(Entries drawn from a collection)
◆ ◆ ◆ ◆
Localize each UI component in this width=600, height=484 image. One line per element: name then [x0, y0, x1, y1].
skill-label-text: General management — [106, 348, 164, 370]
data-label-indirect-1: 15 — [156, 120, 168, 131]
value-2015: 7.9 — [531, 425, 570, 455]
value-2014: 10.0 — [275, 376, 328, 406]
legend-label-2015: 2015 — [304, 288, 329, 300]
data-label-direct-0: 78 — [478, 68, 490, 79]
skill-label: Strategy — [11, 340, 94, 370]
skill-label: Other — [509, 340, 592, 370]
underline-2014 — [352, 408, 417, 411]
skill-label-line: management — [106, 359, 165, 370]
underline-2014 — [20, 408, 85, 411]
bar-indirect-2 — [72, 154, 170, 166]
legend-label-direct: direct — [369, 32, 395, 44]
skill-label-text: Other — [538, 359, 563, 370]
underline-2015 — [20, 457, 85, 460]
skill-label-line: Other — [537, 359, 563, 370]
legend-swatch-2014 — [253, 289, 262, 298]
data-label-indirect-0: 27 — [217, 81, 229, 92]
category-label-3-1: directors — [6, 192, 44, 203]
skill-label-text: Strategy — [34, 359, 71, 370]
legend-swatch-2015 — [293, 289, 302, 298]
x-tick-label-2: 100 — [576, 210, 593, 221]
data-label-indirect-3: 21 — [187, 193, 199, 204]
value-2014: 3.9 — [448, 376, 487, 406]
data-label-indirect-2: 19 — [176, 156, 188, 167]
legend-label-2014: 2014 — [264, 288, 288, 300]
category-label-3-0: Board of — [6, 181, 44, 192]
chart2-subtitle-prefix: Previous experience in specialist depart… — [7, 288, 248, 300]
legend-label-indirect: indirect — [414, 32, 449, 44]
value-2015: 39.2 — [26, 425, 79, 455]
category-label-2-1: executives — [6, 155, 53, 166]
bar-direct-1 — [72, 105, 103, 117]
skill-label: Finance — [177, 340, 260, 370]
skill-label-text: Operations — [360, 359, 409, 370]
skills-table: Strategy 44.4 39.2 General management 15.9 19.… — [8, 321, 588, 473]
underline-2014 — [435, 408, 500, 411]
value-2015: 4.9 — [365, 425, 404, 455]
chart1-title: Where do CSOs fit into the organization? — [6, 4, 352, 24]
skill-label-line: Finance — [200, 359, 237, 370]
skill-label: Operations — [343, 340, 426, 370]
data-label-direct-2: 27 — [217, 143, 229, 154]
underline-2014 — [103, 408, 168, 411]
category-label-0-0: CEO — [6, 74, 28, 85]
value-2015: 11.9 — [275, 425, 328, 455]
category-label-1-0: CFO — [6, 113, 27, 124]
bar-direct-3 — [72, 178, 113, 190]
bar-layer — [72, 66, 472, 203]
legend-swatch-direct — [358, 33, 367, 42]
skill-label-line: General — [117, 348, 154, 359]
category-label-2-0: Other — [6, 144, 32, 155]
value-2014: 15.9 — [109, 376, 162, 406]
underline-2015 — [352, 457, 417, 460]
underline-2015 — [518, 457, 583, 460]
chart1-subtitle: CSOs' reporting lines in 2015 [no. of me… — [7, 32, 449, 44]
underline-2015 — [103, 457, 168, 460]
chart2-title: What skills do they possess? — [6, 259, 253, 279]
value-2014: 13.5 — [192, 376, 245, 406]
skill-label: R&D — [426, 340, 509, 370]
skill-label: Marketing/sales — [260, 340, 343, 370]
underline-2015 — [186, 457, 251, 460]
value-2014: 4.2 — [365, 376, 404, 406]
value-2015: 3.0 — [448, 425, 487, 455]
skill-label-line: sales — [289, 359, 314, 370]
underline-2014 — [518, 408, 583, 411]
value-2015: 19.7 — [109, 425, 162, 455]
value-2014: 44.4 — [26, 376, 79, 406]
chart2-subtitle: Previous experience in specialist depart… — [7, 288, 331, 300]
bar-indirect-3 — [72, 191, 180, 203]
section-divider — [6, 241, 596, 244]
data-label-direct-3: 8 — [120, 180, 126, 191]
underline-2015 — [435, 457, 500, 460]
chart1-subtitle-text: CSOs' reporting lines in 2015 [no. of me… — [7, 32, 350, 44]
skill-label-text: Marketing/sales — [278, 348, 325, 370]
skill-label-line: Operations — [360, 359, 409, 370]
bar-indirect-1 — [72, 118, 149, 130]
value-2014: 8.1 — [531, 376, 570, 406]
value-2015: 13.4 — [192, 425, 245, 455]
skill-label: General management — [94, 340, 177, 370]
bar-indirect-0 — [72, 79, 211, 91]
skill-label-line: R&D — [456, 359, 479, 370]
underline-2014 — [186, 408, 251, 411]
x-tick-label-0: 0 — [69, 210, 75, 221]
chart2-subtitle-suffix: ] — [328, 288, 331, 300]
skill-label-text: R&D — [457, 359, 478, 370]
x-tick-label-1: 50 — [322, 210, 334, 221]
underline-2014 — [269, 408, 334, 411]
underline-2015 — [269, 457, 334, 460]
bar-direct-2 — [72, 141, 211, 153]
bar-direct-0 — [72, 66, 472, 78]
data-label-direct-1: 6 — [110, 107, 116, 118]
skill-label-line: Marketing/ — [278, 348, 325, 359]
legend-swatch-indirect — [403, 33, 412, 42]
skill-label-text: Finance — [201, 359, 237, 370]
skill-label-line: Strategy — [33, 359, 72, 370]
◆ ◆ ◆ ◆
Given exercise =
Render the lines above as a JSON list of strings, one string for each line, skipping any blank lines.

Answer for this exercise =
[
  "Localize each UI component in this width=600, height=484 image. One line per element: name then [x0, y0, x1, y1].",
  "skill-label-text: General management — [106, 348, 164, 370]",
  "data-label-indirect-1: 15 — [156, 120, 168, 131]",
  "value-2015: 7.9 — [531, 425, 570, 455]",
  "value-2014: 10.0 — [275, 376, 328, 406]",
  "legend-label-2015: 2015 — [304, 288, 329, 300]",
  "data-label-direct-0: 78 — [478, 68, 490, 79]",
  "skill-label: Strategy — [11, 340, 94, 370]",
  "skill-label: Other — [509, 340, 592, 370]",
  "underline-2014 — [352, 408, 417, 411]",
  "skill-label-line: management — [106, 359, 165, 370]",
  "underline-2014 — [20, 408, 85, 411]",
  "bar-indirect-2 — [72, 154, 170, 166]",
  "legend-label-direct: direct — [369, 32, 395, 44]",
  "skill-label-text: Other — [538, 359, 563, 370]",
  "underline-2015 — [20, 457, 85, 460]",
  "skill-label-line: Other — [537, 359, 563, 370]",
  "legend-swatch-2014 — [253, 289, 262, 298]",
  "data-label-indirect-0: 27 — [217, 81, 229, 92]",
  "category-label-3-1: directors — [6, 192, 44, 203]",
  "skill-label-text: Strategy — [34, 359, 71, 370]",
  "legend-swatch-2015 — [293, 289, 302, 298]",
  "x-tick-label-2: 100 — [576, 210, 593, 221]",
  "data-label-indirect-3: 21 — [187, 193, 199, 204]",
  "value-2014: 3.9 — [448, 376, 487, 406]",
  "data-label-indirect-2: 19 — [176, 156, 188, 167]",
  "legend-label-2014: 2014 — [264, 288, 288, 300]",
  "category-label-3-0: Board of — [6, 181, 44, 192]",
  "chart2-subtitle-prefix: Previous experience in specialist depart… — [7, 288, 248, 300]",
  "legend-label-indirect: indirect — [414, 32, 449, 44]",
  "value-2015: 39.2 — [26, 425, 79, 455]",
  "category-label-2-1: executives — [6, 155, 53, 166]",
  "bar-direct-1 — [72, 105, 103, 117]",
  "skill-label: Finance — [177, 340, 260, 370]",
  "skill-label-text: Operations — [360, 359, 409, 370]",
  "skills-table: Strategy 44.4 39.2 General management 15.9 19.… — [8, 321, 588, 473]",
  "underline-2014 — [435, 408, 500, 411]",
  "value-2015: 4.9 — [365, 425, 404, 455]",
  "chart1-title: Where do CSOs fit into the organization? — [6, 4, 352, 24]",
  "skill-label-line: Finance — [200, 359, 237, 370]",
  "skill-label: Operations — [343, 340, 426, 370]",
  "data-label-direct-2: 27 — [217, 143, 229, 154]",
  "underline-2014 — [103, 408, 168, 411]",
  "category-label-0-0: CEO — [6, 74, 28, 85]",
  "value-2015: 11.9 — [275, 425, 328, 455]",
  "category-label-1-0: CFO — [6, 113, 27, 124]",
  "bar-direct-3 — [72, 178, 113, 190]",
  "bar-layer — [72, 66, 472, 203]",
  "legend-swatch-direct — [358, 33, 367, 42]",
  "skill-label-line: General — [117, 348, 154, 359]",
  "category-label-2-0: Other — [6, 144, 32, 155]",
  "value-2014: 15.9 — [109, 376, 162, 406]",
  "underline-2015 — [352, 457, 417, 460]",
  "underline-2015 — [518, 457, 583, 460]",
  "chart1-subtitle: CSOs' reporting lines in 2015 [no. of me… — [7, 32, 449, 44]",
  "underline-2015 — [103, 457, 168, 460]",
  "chart2-title: What skills do they possess? — [6, 259, 253, 279]",
  "value-2014: 13.5 — [192, 376, 245, 406]",
  "skill-label: R&D — [426, 340, 509, 370]",
  "skill-label: Marketing/sales — [260, 340, 343, 370]",
  "underline-2015 — [186, 457, 251, 460]",
  "value-2014: 4.2 — [365, 376, 404, 406]",
  "value-2015: 3.0 — [448, 425, 487, 455]",
  "skill-label-line: sales — [289, 359, 314, 370]",
  "underline-2014 — [518, 408, 583, 411]",
  "value-2015: 19.7 — [109, 425, 162, 455]",
  "value-2014: 44.4 — [26, 376, 79, 406]",
  "chart2-subtitle: Previous experience in specialist depart… — [7, 288, 331, 300]",
  "bar-indirect-3 — [72, 191, 180, 203]",
  "section-divider — [6, 241, 596, 244]",
  "data-label-direct-3: 8 — [120, 180, 126, 191]",
  "underline-2015 — [435, 457, 500, 460]",
  "chart1-subtitle-text: CSOs' reporting lines in 2015 [no. of me… — [7, 32, 350, 44]",
  "skill-label-text: Marketing/sales — [278, 348, 325, 370]",
  "skill-label-line: Operations — [360, 359, 409, 370]",
  "bar-indirect-1 — [72, 118, 149, 130]",
  "value-2014: 8.1 — [531, 376, 570, 406]",
  "value-2015: 13.4 — [192, 425, 245, 455]",
  "skill-label: General management — [94, 340, 177, 370]",
  "bar-indirect-0 — [72, 79, 211, 91]",
  "skill-label-line: R&D — [456, 359, 479, 370]",
  "underline-2014 — [186, 408, 251, 411]",
  "x-tick-label-0: 0 — [69, 210, 75, 221]",
  "chart2-subtitle-suffix: ] — [328, 288, 331, 300]",
  "skill-label-text: R&D — [457, 359, 478, 370]",
  "x-tick-label-1: 50 — [322, 210, 334, 221]",
  "underline-2014 — [269, 408, 334, 411]",
  "underline-2015 — [269, 457, 334, 460]",
  "bar-direct-2 — [72, 141, 211, 153]",
  "bar-direct-0 — [72, 66, 472, 78]",
  "data-label-direct-1: 6 — [110, 107, 116, 118]",
  "skill-label-line: Marketing/ — [278, 348, 325, 359]",
  "legend-swatch-indirect — [403, 33, 412, 42]",
  "skill-label-text: Finance — [201, 359, 237, 370]",
  "skill-label-line: Strategy — [33, 359, 72, 370]"
]